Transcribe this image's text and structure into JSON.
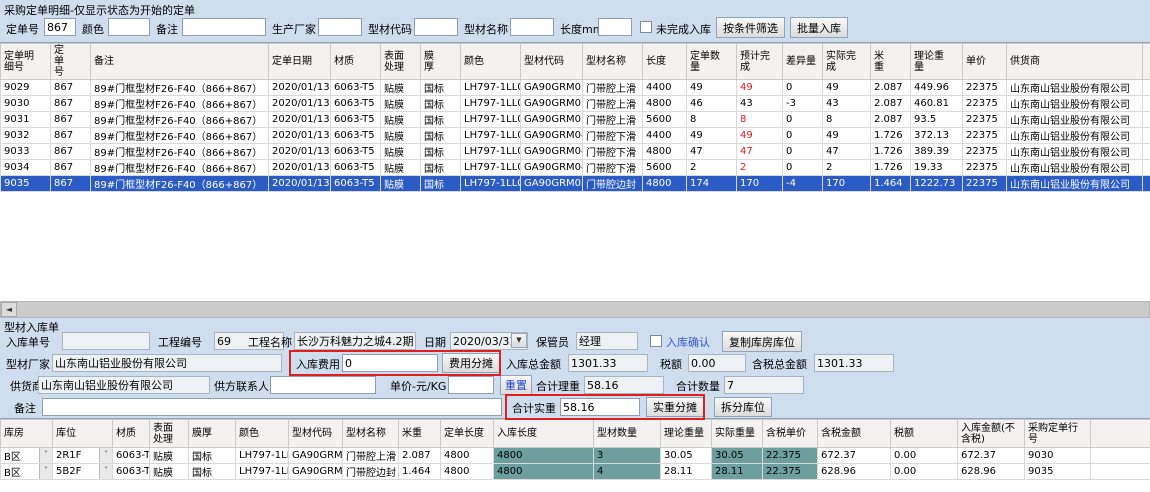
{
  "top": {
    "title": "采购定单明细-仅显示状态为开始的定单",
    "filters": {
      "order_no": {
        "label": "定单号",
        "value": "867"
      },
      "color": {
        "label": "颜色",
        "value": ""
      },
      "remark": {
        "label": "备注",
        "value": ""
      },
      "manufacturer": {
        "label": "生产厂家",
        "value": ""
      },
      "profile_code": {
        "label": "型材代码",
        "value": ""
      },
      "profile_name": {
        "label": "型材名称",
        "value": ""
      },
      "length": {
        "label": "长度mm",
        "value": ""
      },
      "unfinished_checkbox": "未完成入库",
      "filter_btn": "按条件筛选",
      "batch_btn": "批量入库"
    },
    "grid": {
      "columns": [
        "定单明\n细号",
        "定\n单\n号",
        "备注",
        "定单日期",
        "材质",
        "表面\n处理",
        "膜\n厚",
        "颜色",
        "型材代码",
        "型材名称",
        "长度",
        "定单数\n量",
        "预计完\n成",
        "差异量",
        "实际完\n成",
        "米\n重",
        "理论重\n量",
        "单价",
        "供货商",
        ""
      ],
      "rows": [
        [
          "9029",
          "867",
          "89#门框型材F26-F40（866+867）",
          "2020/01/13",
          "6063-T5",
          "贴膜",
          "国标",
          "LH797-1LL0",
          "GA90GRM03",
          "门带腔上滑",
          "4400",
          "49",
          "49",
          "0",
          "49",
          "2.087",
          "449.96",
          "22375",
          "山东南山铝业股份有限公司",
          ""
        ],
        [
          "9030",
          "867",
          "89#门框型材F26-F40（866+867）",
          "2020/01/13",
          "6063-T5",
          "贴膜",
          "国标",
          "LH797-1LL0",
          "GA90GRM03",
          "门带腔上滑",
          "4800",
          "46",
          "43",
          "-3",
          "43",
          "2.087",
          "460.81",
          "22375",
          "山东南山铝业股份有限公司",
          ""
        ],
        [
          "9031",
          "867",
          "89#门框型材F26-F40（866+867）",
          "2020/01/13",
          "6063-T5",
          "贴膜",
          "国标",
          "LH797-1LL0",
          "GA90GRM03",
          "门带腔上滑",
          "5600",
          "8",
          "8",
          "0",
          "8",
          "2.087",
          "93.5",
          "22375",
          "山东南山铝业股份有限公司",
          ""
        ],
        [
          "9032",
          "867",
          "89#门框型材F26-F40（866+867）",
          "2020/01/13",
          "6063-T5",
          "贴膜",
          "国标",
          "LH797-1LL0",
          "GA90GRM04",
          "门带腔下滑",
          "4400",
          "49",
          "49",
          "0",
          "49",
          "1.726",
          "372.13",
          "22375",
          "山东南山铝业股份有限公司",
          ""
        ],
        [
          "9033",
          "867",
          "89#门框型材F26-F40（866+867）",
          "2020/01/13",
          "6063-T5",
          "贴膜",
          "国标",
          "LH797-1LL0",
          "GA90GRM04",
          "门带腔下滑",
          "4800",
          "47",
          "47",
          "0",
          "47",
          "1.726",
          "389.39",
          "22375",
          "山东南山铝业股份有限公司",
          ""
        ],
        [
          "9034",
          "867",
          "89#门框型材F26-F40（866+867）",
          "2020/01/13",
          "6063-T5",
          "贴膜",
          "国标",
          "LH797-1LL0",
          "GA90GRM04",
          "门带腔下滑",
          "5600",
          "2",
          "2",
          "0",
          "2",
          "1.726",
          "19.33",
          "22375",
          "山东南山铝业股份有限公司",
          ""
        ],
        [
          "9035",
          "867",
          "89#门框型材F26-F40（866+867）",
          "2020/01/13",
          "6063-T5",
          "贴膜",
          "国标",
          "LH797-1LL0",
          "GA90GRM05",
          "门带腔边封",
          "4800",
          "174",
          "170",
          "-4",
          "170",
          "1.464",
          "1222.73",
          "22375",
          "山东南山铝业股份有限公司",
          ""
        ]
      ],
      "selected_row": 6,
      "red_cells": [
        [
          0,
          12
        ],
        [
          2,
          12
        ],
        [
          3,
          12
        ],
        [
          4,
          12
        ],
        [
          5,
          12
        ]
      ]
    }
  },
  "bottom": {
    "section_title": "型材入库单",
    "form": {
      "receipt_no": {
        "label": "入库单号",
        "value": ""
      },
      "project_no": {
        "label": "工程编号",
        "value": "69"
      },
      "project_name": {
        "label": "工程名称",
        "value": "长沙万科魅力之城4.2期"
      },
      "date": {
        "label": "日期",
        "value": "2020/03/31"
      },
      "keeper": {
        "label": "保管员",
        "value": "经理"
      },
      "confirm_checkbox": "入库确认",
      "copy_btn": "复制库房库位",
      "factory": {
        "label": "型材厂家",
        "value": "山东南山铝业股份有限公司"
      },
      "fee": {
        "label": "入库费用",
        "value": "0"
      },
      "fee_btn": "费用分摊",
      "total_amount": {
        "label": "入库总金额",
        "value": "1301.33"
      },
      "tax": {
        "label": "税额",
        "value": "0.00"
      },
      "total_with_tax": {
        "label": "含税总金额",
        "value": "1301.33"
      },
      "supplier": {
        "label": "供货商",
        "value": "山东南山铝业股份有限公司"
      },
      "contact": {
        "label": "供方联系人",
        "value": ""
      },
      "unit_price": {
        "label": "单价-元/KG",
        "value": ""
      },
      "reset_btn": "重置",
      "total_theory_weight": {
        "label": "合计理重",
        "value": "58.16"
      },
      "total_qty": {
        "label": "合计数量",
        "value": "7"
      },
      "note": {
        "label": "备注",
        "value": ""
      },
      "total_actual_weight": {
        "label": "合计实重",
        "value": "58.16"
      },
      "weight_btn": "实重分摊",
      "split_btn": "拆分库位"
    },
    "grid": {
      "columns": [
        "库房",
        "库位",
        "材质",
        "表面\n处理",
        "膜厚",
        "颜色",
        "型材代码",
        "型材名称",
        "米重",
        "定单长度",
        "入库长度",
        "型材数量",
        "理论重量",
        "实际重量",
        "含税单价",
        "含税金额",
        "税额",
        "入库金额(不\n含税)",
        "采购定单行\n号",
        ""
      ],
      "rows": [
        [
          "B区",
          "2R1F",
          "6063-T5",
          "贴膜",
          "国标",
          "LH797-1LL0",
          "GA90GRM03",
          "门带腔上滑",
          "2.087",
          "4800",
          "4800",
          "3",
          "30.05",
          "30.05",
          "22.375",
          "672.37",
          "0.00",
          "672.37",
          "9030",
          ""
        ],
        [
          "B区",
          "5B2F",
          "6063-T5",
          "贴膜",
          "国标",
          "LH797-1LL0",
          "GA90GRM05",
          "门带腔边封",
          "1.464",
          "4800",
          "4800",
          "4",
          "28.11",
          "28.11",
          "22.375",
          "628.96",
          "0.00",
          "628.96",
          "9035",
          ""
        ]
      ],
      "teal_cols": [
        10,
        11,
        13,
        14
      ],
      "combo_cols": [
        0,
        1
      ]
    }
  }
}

§ What to do
Exactly as written, return every line of the listing, but not the pictures.

§ Result below
Transcribe this image's text and structure into JSON.
{
  "top": {
    "title": "采购定单明细-仅显示状态为开始的定单",
    "filters": {
      "order_no": {
        "label": "定单号",
        "value": "867"
      },
      "color": {
        "label": "颜色",
        "value": ""
      },
      "remark": {
        "label": "备注",
        "value": ""
      },
      "manufacturer": {
        "label": "生产厂家",
        "value": ""
      },
      "profile_code": {
        "label": "型材代码",
        "value": ""
      },
      "profile_name": {
        "label": "型材名称",
        "value": ""
      },
      "length": {
        "label": "长度mm",
        "value": ""
      },
      "unfinished_checkbox": "未完成入库",
      "filter_btn": "按条件筛选",
      "batch_btn": "批量入库"
    },
    "grid": {
      "columns": [
        "定单明\n细号",
        "定\n单\n号",
        "备注",
        "定单日期",
        "材质",
        "表面\n处理",
        "膜\n厚",
        "颜色",
        "型材代码",
        "型材名称",
        "长度",
        "定单数\n量",
        "预计完\n成",
        "差异量",
        "实际完\n成",
        "米\n重",
        "理论重\n量",
        "单价",
        "供货商",
        ""
      ],
      "rows": [
        [
          "9029",
          "867",
          "89#门框型材F26-F40（866+867）",
          "2020/01/13",
          "6063-T5",
          "贴膜",
          "国标",
          "LH797-1LL0",
          "GA90GRM03",
          "门带腔上滑",
          "4400",
          "49",
          "49",
          "0",
          "49",
          "2.087",
          "449.96",
          "22375",
          "山东南山铝业股份有限公司",
          ""
        ],
        [
          "9030",
          "867",
          "89#门框型材F26-F40（866+867）",
          "2020/01/13",
          "6063-T5",
          "贴膜",
          "国标",
          "LH797-1LL0",
          "GA90GRM03",
          "门带腔上滑",
          "4800",
          "46",
          "43",
          "-3",
          "43",
          "2.087",
          "460.81",
          "22375",
          "山东南山铝业股份有限公司",
          ""
        ],
        [
          "9031",
          "867",
          "89#门框型材F26-F40（866+867）",
          "2020/01/13",
          "6063-T5",
          "贴膜",
          "国标",
          "LH797-1LL0",
          "GA90GRM03",
          "门带腔上滑",
          "5600",
          "8",
          "8",
          "0",
          "8",
          "2.087",
          "93.5",
          "22375",
          "山东南山铝业股份有限公司",
          ""
        ],
        [
          "9032",
          "867",
          "89#门框型材F26-F40（866+867）",
          "2020/01/13",
          "6063-T5",
          "贴膜",
          "国标",
          "LH797-1LL0",
          "GA90GRM04",
          "门带腔下滑",
          "4400",
          "49",
          "49",
          "0",
          "49",
          "1.726",
          "372.13",
          "22375",
          "山东南山铝业股份有限公司",
          ""
        ],
        [
          "9033",
          "867",
          "89#门框型材F26-F40（866+867）",
          "2020/01/13",
          "6063-T5",
          "贴膜",
          "国标",
          "LH797-1LL0",
          "GA90GRM04",
          "门带腔下滑",
          "4800",
          "47",
          "47",
          "0",
          "47",
          "1.726",
          "389.39",
          "22375",
          "山东南山铝业股份有限公司",
          ""
        ],
        [
          "9034",
          "867",
          "89#门框型材F26-F40（866+867）",
          "2020/01/13",
          "6063-T5",
          "贴膜",
          "国标",
          "LH797-1LL0",
          "GA90GRM04",
          "门带腔下滑",
          "5600",
          "2",
          "2",
          "0",
          "2",
          "1.726",
          "19.33",
          "22375",
          "山东南山铝业股份有限公司",
          ""
        ],
        [
          "9035",
          "867",
          "89#门框型材F26-F40（866+867）",
          "2020/01/13",
          "6063-T5",
          "贴膜",
          "国标",
          "LH797-1LL0",
          "GA90GRM05",
          "门带腔边封",
          "4800",
          "174",
          "170",
          "-4",
          "170",
          "1.464",
          "1222.73",
          "22375",
          "山东南山铝业股份有限公司",
          ""
        ]
      ],
      "selected_row": 6,
      "red_cells": [
        [
          0,
          12
        ],
        [
          2,
          12
        ],
        [
          3,
          12
        ],
        [
          4,
          12
        ],
        [
          5,
          12
        ]
      ]
    }
  },
  "bottom": {
    "section_title": "型材入库单",
    "form": {
      "receipt_no": {
        "label": "入库单号",
        "value": ""
      },
      "project_no": {
        "label": "工程编号",
        "value": "69"
      },
      "project_name": {
        "label": "工程名称",
        "value": "长沙万科魅力之城4.2期"
      },
      "date": {
        "label": "日期",
        "value": "2020/03/31"
      },
      "keeper": {
        "label": "保管员",
        "value": "经理"
      },
      "confirm_checkbox": "入库确认",
      "copy_btn": "复制库房库位",
      "factory": {
        "label": "型材厂家",
        "value": "山东南山铝业股份有限公司"
      },
      "fee": {
        "label": "入库费用",
        "value": "0"
      },
      "fee_btn": "费用分摊",
      "total_amount": {
        "label": "入库总金额",
        "value": "1301.33"
      },
      "tax": {
        "label": "税额",
        "value": "0.00"
      },
      "total_with_tax": {
        "label": "含税总金额",
        "value": "1301.33"
      },
      "supplier": {
        "label": "供货商",
        "value": "山东南山铝业股份有限公司"
      },
      "contact": {
        "label": "供方联系人",
        "value": ""
      },
      "unit_price": {
        "label": "单价-元/KG",
        "value": ""
      },
      "reset_btn": "重置",
      "total_theory_weight": {
        "label": "合计理重",
        "value": "58.16"
      },
      "total_qty": {
        "label": "合计数量",
        "value": "7"
      },
      "note": {
        "label": "备注",
        "value": ""
      },
      "total_actual_weight": {
        "label": "合计实重",
        "value": "58.16"
      },
      "weight_btn": "实重分摊",
      "split_btn": "拆分库位"
    },
    "grid": {
      "columns": [
        "库房",
        "库位",
        "材质",
        "表面\n处理",
        "膜厚",
        "颜色",
        "型材代码",
        "型材名称",
        "米重",
        "定单长度",
        "入库长度",
        "型材数量",
        "理论重量",
        "实际重量",
        "含税单价",
        "含税金额",
        "税额",
        "入库金额(不\n含税)",
        "采购定单行\n号",
        ""
      ],
      "rows": [
        [
          "B区",
          "2R1F",
          "6063-T5",
          "贴膜",
          "国标",
          "LH797-1LL0",
          "GA90GRM03",
          "门带腔上滑",
          "2.087",
          "4800",
          "4800",
          "3",
          "30.05",
          "30.05",
          "22.375",
          "672.37",
          "0.00",
          "672.37",
          "9030",
          ""
        ],
        [
          "B区",
          "5B2F",
          "6063-T5",
          "贴膜",
          "国标",
          "LH797-1LL0",
          "GA90GRM05",
          "门带腔边封",
          "1.464",
          "4800",
          "4800",
          "4",
          "28.11",
          "28.11",
          "22.375",
          "628.96",
          "0.00",
          "628.96",
          "9035",
          ""
        ]
      ],
      "teal_cols": [
        10,
        11,
        13,
        14
      ],
      "combo_cols": [
        0,
        1
      ]
    }
  }
}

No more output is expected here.